_What is expected_
Duplicate the material's lines word for word, beginning at the line that contains "- svg-text:∅: ∅: [184, 699, 194, 711]" and stopping after the line that contains "- svg-text:1.25571: 1.25571: [47, 34, 91, 48]".

_Recorded information_

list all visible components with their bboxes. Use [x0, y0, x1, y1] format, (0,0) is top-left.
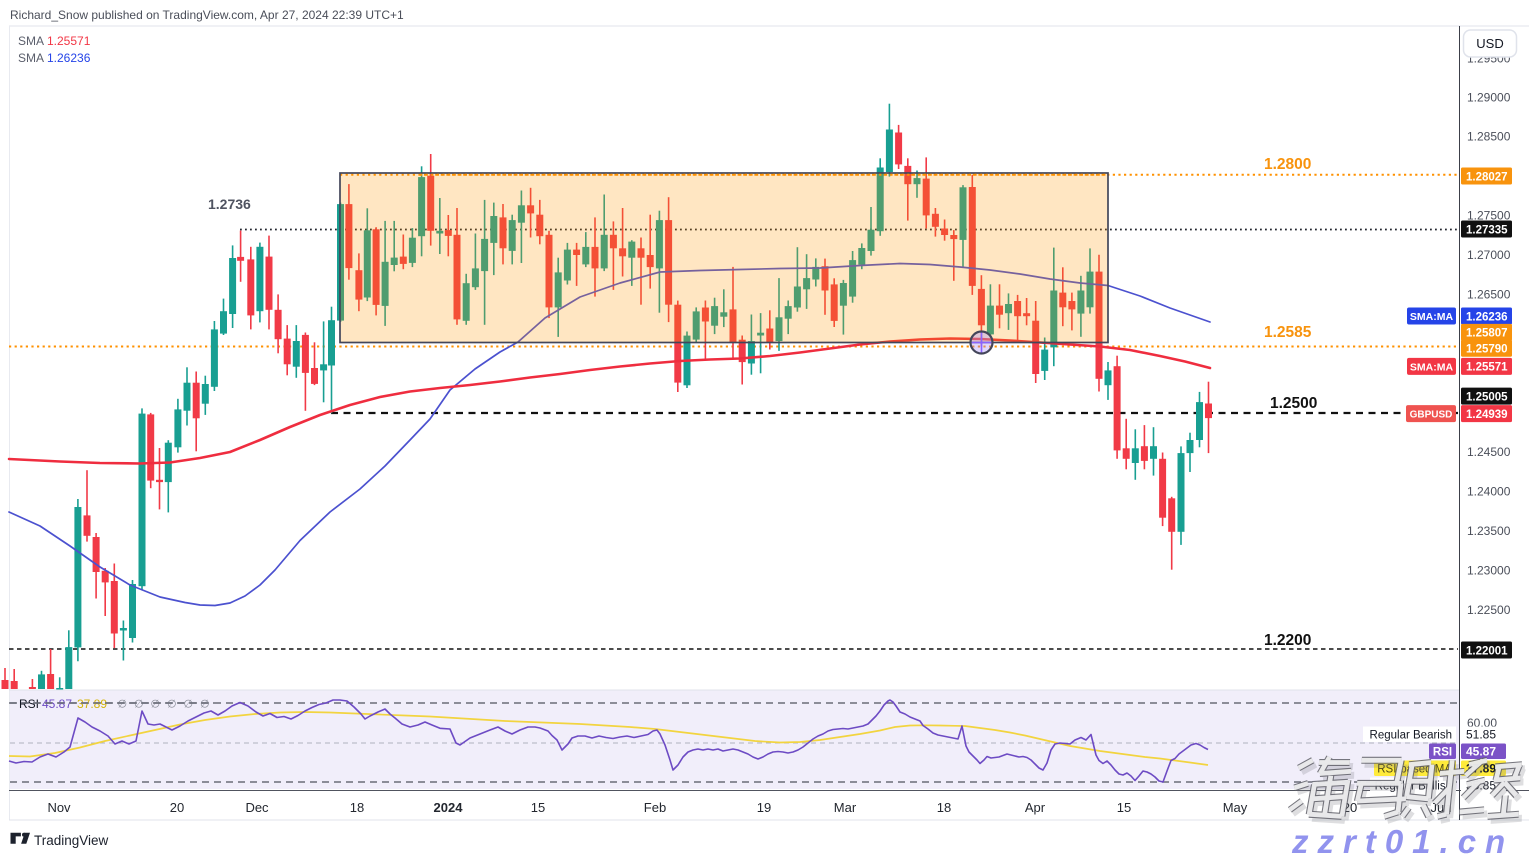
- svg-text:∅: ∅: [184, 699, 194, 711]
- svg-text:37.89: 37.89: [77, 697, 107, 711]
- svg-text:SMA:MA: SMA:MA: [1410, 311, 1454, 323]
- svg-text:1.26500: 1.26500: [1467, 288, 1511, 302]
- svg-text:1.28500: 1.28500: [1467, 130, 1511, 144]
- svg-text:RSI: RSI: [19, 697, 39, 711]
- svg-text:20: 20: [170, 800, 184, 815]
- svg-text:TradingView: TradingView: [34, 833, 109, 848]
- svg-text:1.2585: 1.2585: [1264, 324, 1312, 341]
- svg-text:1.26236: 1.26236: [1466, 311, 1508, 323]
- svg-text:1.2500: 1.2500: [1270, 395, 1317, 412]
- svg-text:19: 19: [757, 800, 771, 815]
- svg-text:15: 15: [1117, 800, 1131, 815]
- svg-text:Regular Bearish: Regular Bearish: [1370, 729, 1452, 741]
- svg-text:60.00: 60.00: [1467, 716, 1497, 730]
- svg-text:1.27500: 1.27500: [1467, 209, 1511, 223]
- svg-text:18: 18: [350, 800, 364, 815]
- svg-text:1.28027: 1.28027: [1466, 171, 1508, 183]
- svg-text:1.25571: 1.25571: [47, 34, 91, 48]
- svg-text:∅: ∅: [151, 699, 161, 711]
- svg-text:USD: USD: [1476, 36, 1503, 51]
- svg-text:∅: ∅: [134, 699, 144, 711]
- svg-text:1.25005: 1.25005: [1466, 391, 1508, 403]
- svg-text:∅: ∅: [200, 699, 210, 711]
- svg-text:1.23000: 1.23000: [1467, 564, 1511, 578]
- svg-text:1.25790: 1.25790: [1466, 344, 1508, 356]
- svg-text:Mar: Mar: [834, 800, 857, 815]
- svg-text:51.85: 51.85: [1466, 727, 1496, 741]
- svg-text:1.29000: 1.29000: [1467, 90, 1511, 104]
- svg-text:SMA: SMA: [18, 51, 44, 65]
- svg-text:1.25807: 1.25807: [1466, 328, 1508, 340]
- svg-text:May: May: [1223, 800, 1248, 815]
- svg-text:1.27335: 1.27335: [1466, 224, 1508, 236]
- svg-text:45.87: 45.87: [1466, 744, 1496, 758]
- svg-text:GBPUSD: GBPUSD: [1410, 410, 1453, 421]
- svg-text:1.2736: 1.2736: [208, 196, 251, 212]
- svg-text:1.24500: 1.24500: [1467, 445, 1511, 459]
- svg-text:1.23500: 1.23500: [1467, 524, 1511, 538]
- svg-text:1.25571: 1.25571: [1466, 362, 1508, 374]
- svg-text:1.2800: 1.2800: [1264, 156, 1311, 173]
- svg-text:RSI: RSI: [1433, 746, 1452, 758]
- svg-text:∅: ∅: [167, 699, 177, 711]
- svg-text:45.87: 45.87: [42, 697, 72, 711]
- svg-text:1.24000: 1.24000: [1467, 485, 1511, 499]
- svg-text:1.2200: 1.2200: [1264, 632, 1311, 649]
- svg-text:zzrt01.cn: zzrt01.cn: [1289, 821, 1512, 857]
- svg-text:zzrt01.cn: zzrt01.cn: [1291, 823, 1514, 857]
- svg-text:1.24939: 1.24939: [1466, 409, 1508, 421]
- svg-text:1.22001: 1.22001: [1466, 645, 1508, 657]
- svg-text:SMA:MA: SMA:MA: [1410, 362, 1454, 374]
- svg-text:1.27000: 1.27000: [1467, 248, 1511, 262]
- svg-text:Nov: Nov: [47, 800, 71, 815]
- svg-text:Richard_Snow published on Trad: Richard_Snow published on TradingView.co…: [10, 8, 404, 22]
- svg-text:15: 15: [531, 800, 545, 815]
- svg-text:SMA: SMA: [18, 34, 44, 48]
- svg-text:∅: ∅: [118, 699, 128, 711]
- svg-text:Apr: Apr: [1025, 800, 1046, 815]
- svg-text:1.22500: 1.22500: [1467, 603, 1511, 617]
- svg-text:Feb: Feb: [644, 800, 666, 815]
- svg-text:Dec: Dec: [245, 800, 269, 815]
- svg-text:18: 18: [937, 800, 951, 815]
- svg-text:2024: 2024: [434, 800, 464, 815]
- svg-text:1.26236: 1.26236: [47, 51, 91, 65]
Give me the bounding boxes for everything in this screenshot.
...
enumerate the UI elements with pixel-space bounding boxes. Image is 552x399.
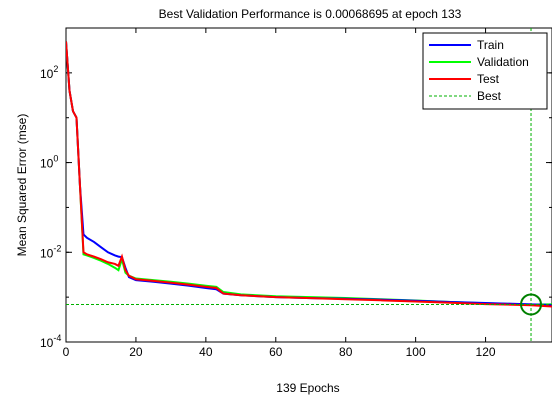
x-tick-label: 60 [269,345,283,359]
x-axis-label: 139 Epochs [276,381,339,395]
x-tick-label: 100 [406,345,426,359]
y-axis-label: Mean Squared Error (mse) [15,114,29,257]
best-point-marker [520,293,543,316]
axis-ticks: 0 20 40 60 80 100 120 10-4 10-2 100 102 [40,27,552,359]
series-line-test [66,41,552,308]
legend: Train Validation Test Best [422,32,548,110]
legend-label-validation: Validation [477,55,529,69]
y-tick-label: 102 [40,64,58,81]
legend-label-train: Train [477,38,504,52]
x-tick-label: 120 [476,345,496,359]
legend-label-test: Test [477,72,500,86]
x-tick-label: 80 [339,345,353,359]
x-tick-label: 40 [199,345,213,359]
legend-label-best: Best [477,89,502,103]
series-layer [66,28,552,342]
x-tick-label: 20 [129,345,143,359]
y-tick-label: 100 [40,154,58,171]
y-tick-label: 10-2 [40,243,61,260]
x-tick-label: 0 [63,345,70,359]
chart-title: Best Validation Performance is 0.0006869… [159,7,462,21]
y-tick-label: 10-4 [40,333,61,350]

_Answer to this problem_
- svg-text:∅: ∅: [184, 699, 194, 711]
- svg-text:37.89: 37.89: [77, 697, 107, 711]
- svg-text:SMA:MA: SMA:MA: [1410, 311, 1454, 323]
- svg-text:1.26500: 1.26500: [1467, 288, 1511, 302]
- svg-text:1.28500: 1.28500: [1467, 130, 1511, 144]
- svg-text:RSI: RSI: [19, 697, 39, 711]
- svg-text:20: 20: [170, 800, 184, 815]
- svg-text:TradingView: TradingView: [34, 833, 109, 848]
- svg-text:1.2585: 1.2585: [1264, 324, 1312, 341]
- svg-text:1.26236: 1.26236: [1466, 311, 1508, 323]
- svg-text:1.2500: 1.2500: [1270, 395, 1317, 412]
- svg-text:19: 19: [757, 800, 771, 815]
- svg-text:15: 15: [1117, 800, 1131, 815]
- svg-text:Regular Bearish: Regular Bearish: [1370, 729, 1452, 741]
- svg-text:60.00: 60.00: [1467, 716, 1497, 730]
- svg-text:1.27500: 1.27500: [1467, 209, 1511, 223]
- svg-text:18: 18: [350, 800, 364, 815]
- svg-text:1.28027: 1.28027: [1466, 171, 1508, 183]
- svg-text:1.25571: 1.25571: [47, 34, 91, 48]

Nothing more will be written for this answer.